Dataset records:
_ _ _ _ _ _ _

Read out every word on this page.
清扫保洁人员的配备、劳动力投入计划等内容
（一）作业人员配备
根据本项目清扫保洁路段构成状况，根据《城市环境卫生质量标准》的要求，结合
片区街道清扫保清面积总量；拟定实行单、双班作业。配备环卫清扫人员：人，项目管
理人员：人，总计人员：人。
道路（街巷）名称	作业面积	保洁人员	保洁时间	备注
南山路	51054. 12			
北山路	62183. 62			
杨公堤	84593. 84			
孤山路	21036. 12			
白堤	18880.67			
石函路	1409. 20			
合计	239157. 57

_ _ _ _ _ _ _

- _Your goal_
Copy out the data shown above without altering anything.

- _Output below_
Read out every word on this page.
清扫保洁人员的配备、劳动力投入计划等内容
（一）作业人员配备
根据本项目清扫保洁路段构成状况，根据《城市环境卫生质量标准》的要求，结合
片区街道清扫保清面积总量；拟定实行单、双班作业。配备环卫清扫人员：人，项目管
理人员：人，总计人员：人。
道路（街巷）名称	作业面积	保洁人员	保洁时间	备注
南山路	51054. 12			
北山路	62183. 62			
杨公堤	84593. 84			
孤山路	21036. 12			
白堤	18880.67			
石函路	1409. 20			
合计	239157. 57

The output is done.